● Task brief: Every record must appear in your copy exactly as written, with no pictures.
— BEGIN Given data —
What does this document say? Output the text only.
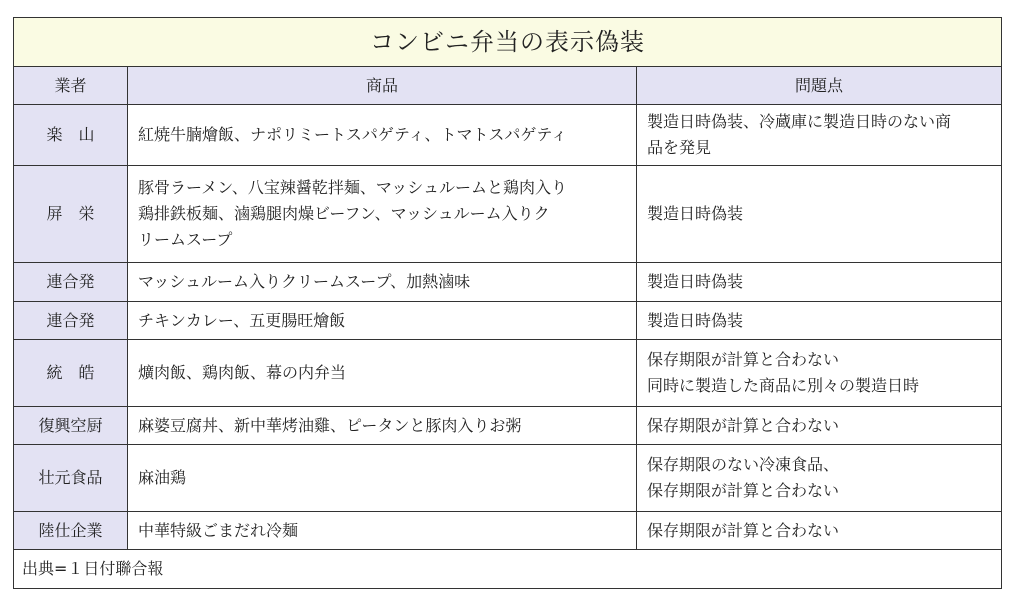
コンビニ弁当の表示偽装		
業者	商品	問題点
楽　山	紅焼牛腩燴飯、ナポリミートスパゲティ、トマトスパゲティ	製造日時偽装、冷蔵庫に製造日時のない商
品を発見

屏　栄	豚骨ラーメン、八宝辣醤乾拌麺、マッシュルームと鶏肉入り
鶏排鉄板麺、滷鶏腿肉燥ビーフン、マッシュルーム入りク
リームスープ	製造日時偽装

連合発	マッシュルーム入りクリームスープ、加熱滷味	製造日時偽装

連合発	チキンカレー、五更腸旺燴飯	製造日時偽装

統　皓	爌肉飯、鶏肉飯、幕の内弁当	保存期限が計算と合わない
同時に製造した商品に別々の製造日時

復興空厨	麻婆豆腐丼、新中華烤油雞、ピータンと豚肉入りお粥	保存期限が計算と合わない

壮元食品	麻油鶏	保存期限のない冷凍食品、
保存期限が計算と合わない

陸仕企業	中華特級ごまだれ冷麺	保存期限が計算と合わない

出典=１日付聯合報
— END Given data —
● Reply:
What does this document say? Output the text only.
コンビニ弁当の表示偽装		
業者	商品	問題点
楽　山	紅焼牛腩燴飯、ナポリミートスパゲティ、トマトスパゲティ	製造日時偽装、冷蔵庫に製造日時のない商
品を発見

屏　栄	豚骨ラーメン、八宝辣醤乾拌麺、マッシュルームと鶏肉入り
鶏排鉄板麺、滷鶏腿肉燥ビーフン、マッシュルーム入りク
リームスープ	製造日時偽装

連合発	マッシュルーム入りクリームスープ、加熱滷味	製造日時偽装

連合発	チキンカレー、五更腸旺燴飯	製造日時偽装

統　皓	爌肉飯、鶏肉飯、幕の内弁当	保存期限が計算と合わない
同時に製造した商品に別々の製造日時

復興空厨	麻婆豆腐丼、新中華烤油雞、ピータンと豚肉入りお粥	保存期限が計算と合わない

壮元食品	麻油鶏	保存期限のない冷凍食品、
保存期限が計算と合わない

陸仕企業	中華特級ごまだれ冷麺	保存期限が計算と合わない

出典=１日付聯合報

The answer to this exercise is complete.